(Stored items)
-----

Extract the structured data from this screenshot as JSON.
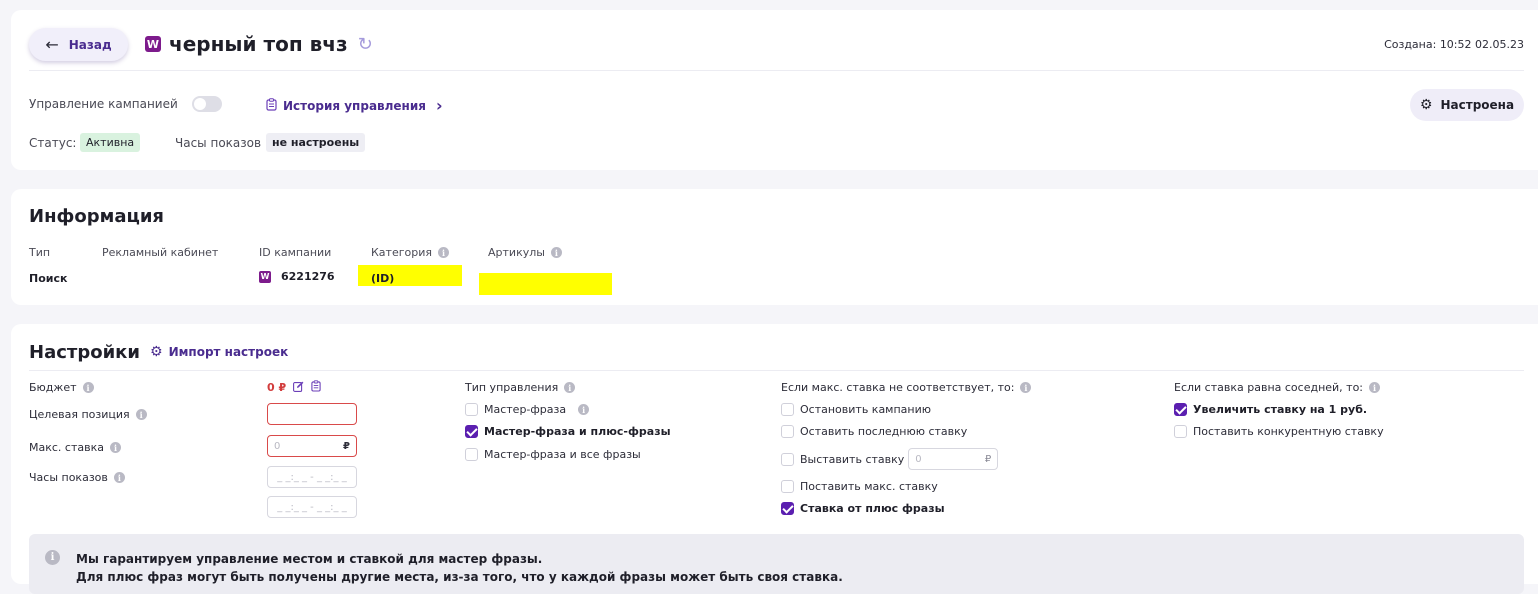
{
  "header": {
    "back_label": "Назад",
    "back_arrow": "←",
    "brand_icon": "W",
    "campaign_name": "черный топ вчз",
    "refresh_icon": "↻",
    "created_label": "Создана:",
    "created_value": "10:52 02.05.23"
  },
  "management": {
    "label": "Управление кампанией",
    "history_label": "История управления",
    "history_chevron": "›",
    "configured_label": "Настроена",
    "gear_icon": "⚙"
  },
  "status": {
    "label": "Статус:",
    "value": "Активна",
    "hours_label": "Часы показов",
    "hours_value": "не настроены"
  },
  "info": {
    "title": "Информация",
    "columns": [
      "Тип",
      "Рекламный кабинет",
      "ID кампании",
      "Категория",
      "Артикулы"
    ],
    "type_value": "Поиск",
    "campaign_id": "6221276",
    "category_value": "(ID)"
  },
  "settings": {
    "title": "Настройки",
    "import_label": "Импорт настроек",
    "budget_label": "Бюджет",
    "budget_value": "0 ₽",
    "target_position_label": "Целевая позиция",
    "max_bid_label": "Макс. ставка",
    "max_bid_placeholder": "0",
    "currency": "₽",
    "hours_label": "Часы показов",
    "hours_placeholder": "_ _:_ _  -  _ _:_ _",
    "control_type_label": "Тип управления",
    "control_options": [
      {
        "label": "Мастер-фраза",
        "checked": false
      },
      {
        "label": "Мастер-фраза и плюс-фразы",
        "checked": true
      },
      {
        "label": "Мастер-фраза и все фразы",
        "checked": false
      }
    ],
    "mismatch_label": "Если макс. ставка не соответствует, то:",
    "mismatch_options": [
      {
        "label": "Остановить кампанию",
        "checked": false
      },
      {
        "label": "Оставить последнюю ставку",
        "checked": false
      },
      {
        "label": "Выставить ставку",
        "checked": false
      },
      {
        "label": "Поставить макс. ставку",
        "checked": false
      },
      {
        "label": "Ставка от плюс фразы",
        "checked": true
      }
    ],
    "equal_label": "Если ставка равна соседней, то:",
    "equal_options": [
      {
        "label": "Увеличить ставку на 1 руб.",
        "checked": true
      },
      {
        "label": "Поставить конкурентную ставку",
        "checked": false
      }
    ],
    "notice_line1": "Мы гарантируем управление местом и ставкой для мастер фразы.",
    "notice_line2": "Для плюс фраз могут быть получены другие места, из-за того, что у каждой фразы может быть своя ставка."
  },
  "colors": {
    "accent": "#4a2c8f",
    "brand": "#7d1b8c",
    "checked": "#5b1fb0",
    "active_badge": "#d9f2df",
    "redaction": "#ffff00"
  }
}
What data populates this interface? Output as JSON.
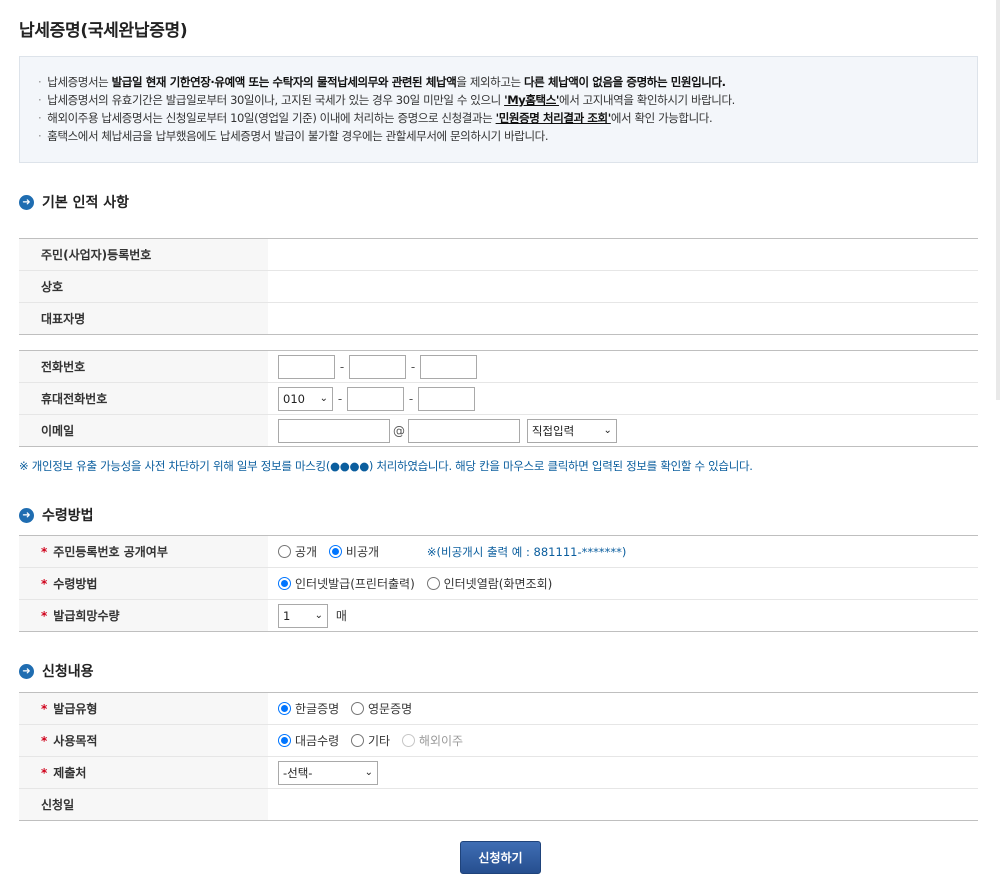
{
  "page": {
    "title": "납세증명(국세완납증명)"
  },
  "notice": {
    "line1_pre": "납세증명서는 ",
    "line1_bold1": "발급일 현재 기한연장·유예액 또는 수탁자의 물적납세의무와 관련된 체납액",
    "line1_mid": "을 제외하고는 ",
    "line1_bold2": "다른 체납액이 없음을 증명하는 민원입니다.",
    "line2_pre": "납세증명서의 유효기간은 발급일로부터 30일이나, 고지된 국세가 있는 경우 30일 미만일 수 있으니 ",
    "line2_link": "'My홈택스'",
    "line2_post": "에서 고지내역을 확인하시기 바랍니다.",
    "line3_pre": "해외이주용 납세증명서는 신청일로부터 10일(영업일 기준) 이내에 처리하는 증명으로 신청결과는 ",
    "line3_link": "'민원증명 처리결과 조회'",
    "line3_post": "에서 확인 가능합니다.",
    "line4": "홈택스에서 체납세금을 납부했음에도 납세증명서 발급이 불가할 경우에는 관할세무서에 문의하시기 바랍니다."
  },
  "basic": {
    "title": "기본 인적 사항",
    "reg_no_label": "주민(사업자)등록번호",
    "reg_no_value": "",
    "company_label": "상호",
    "company_value": "",
    "rep_label": "대표자명",
    "rep_value": "",
    "phone_label": "전화번호",
    "mobile_label": "휴대전화번호",
    "mobile_prefix": "010",
    "email_label": "이메일",
    "email_at": "@",
    "email_domain_select": "직접입력",
    "dash": "-"
  },
  "privacy_note": "※ 개인정보 유출 가능성을 사전 차단하기 위해 일부 정보를 마스킹(●●●●) 처리하였습니다. 해당 칸을 마우스로 클릭하면 입력된 정보를 확인할 수 있습니다.",
  "receive": {
    "title": "수령방법",
    "disclose_label": "주민등록번호 공개여부",
    "disclose_opt1": "공개",
    "disclose_opt2": "비공개",
    "disclose_hint": "※(비공개시 출력 예 : 881111-*******)",
    "method_label": "수령방법",
    "method_opt1": "인터넷발급(프린터출력)",
    "method_opt2": "인터넷열람(화면조회)",
    "qty_label": "발급희망수량",
    "qty_value": "1",
    "qty_unit": "매"
  },
  "apply": {
    "title": "신청내용",
    "type_label": "발급유형",
    "type_opt1": "한글증명",
    "type_opt2": "영문증명",
    "purpose_label": "사용목적",
    "purpose_opt1": "대금수령",
    "purpose_opt2": "기타",
    "purpose_opt3": "해외이주",
    "submit_to_label": "제출처",
    "submit_to_value": "-선택-",
    "date_label": "신청일",
    "date_value": ""
  },
  "submit_button": "신청하기",
  "required_mark": "*",
  "colors": {
    "accent": "#1f6db1",
    "button": "#2f5d9f",
    "radio": "#0075ff",
    "required": "#d0021b",
    "note": "#0b5e9e"
  },
  "icons": {
    "section": "arrow-circle-icon",
    "dropdown": "chevron-down-icon"
  }
}
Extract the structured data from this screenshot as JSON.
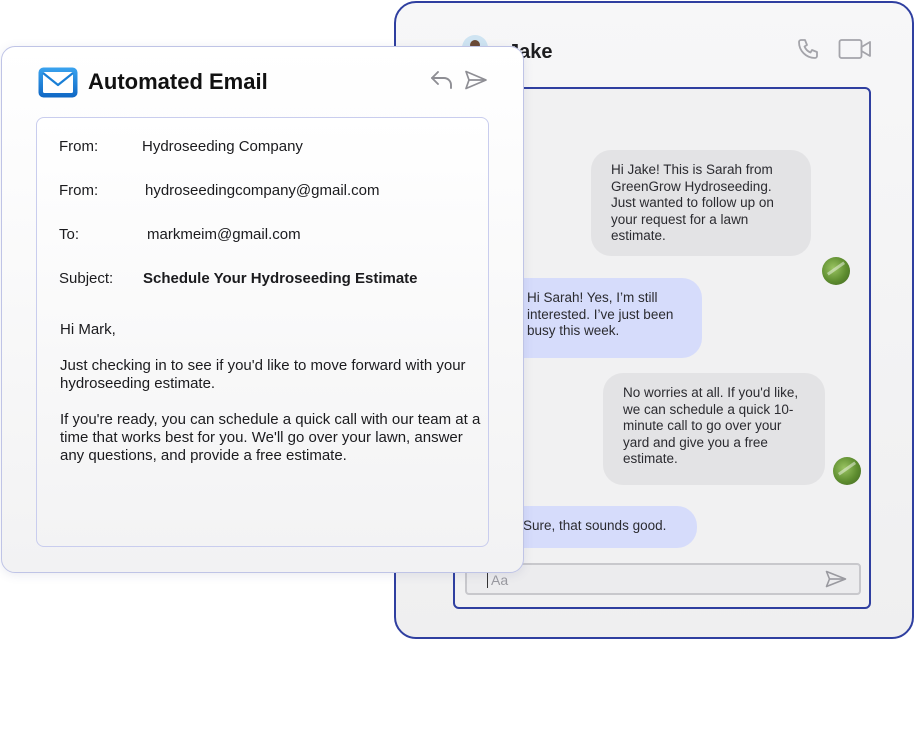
{
  "chat": {
    "contact_name": "Jake",
    "icons": {
      "call": "phone-icon",
      "video": "video-camera-icon",
      "send": "send-icon"
    },
    "messages": [
      {
        "direction": "incoming",
        "text": "Hi Jake! This is Sarah from GreenGrow Hydroseeding. Just wanted to follow up on your request for a lawn estimate."
      },
      {
        "direction": "outgoing",
        "text": "Hi Sarah! Yes, I’m still interested. I’ve just been busy this week."
      },
      {
        "direction": "incoming",
        "text": "No worries at all. If you'd like, we can schedule a quick 10-minute call to go over your yard and give you a free estimate."
      },
      {
        "direction": "outgoing",
        "text": "Sure, that sounds good."
      }
    ],
    "input": {
      "placeholder": "Aa"
    }
  },
  "email": {
    "title": "Automated Email",
    "icons": {
      "logo": "mail-icon",
      "reply": "reply-icon",
      "forward": "forward-icon"
    },
    "fields": [
      {
        "label": "From:",
        "value": "Hydroseeding Company"
      },
      {
        "label": "From:",
        "value": "hydroseedingcompany@gmail.com"
      },
      {
        "label": "To:",
        "value": "markmeim@gmail.com"
      },
      {
        "label": "Subject:",
        "value": "Schedule Your Hydroseeding Estimate"
      }
    ],
    "greeting": "Hi Mark,",
    "paragraphs": [
      "Just checking in to see if you'd like to move forward with your hydroseeding estimate.",
      "If you're ready, you can schedule a quick call with our team at a time that works best for you. We'll go over your lawn, answer any questions, and provide a free estimate."
    ]
  },
  "colors": {
    "accent_border": "#2f3fa0",
    "incoming_bubble": "#e3e3e5",
    "outgoing_bubble": "#d6dcfb",
    "mail_icon": "#1a7fd6"
  }
}
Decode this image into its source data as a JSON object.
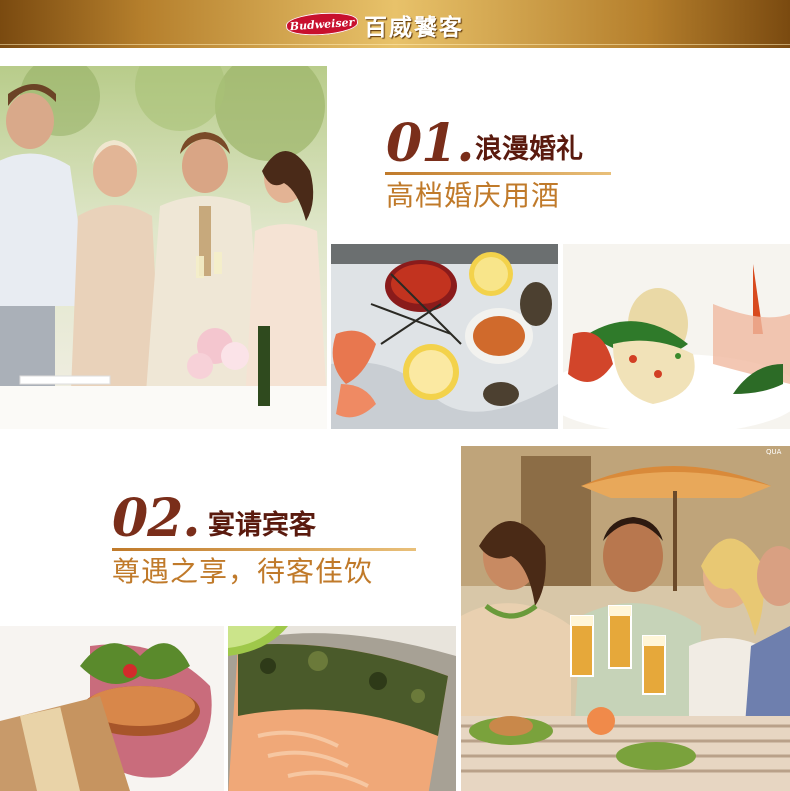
{
  "header": {
    "logo_text": "Budweiser",
    "brand_name": "百威饕客",
    "colors": {
      "gold_dark": "#7a4a10",
      "gold_light": "#e8c26a",
      "logo_red": "#c8102e"
    }
  },
  "sections": [
    {
      "number": "01.",
      "title": "浪漫婚礼",
      "subtitle": "高档婚庆用酒"
    },
    {
      "number": "02.",
      "title": "宴请宾客",
      "subtitle": "尊遇之享，待客佳饮"
    }
  ],
  "photos": {
    "wedding": "wedding-toast-photo",
    "seafood": "seafood-platter-photo",
    "salad": "gourmet-dish-photo",
    "party": "friends-toast-photo",
    "dish_left": "plated-dish-photo",
    "salmon": "grilled-salmon-photo"
  },
  "watermark": "QUA"
}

-----

Directions for this task
With pictures omitted, reproduce exactly the lines from the line containing "Decode this image" through the end of the data above.

Full output
Decode this image into its source data as a JSON object.
{
  "header": {
    "logo_text": "Budweiser",
    "brand_name": "百威饕客",
    "colors": {
      "gold_dark": "#7a4a10",
      "gold_light": "#e8c26a",
      "logo_red": "#c8102e"
    }
  },
  "sections": [
    {
      "number": "01.",
      "title": "浪漫婚礼",
      "subtitle": "高档婚庆用酒"
    },
    {
      "number": "02.",
      "title": "宴请宾客",
      "subtitle": "尊遇之享，待客佳饮"
    }
  ],
  "photos": {
    "wedding": "wedding-toast-photo",
    "seafood": "seafood-platter-photo",
    "salad": "gourmet-dish-photo",
    "party": "friends-toast-photo",
    "dish_left": "plated-dish-photo",
    "salmon": "grilled-salmon-photo"
  },
  "watermark": "QUA"
}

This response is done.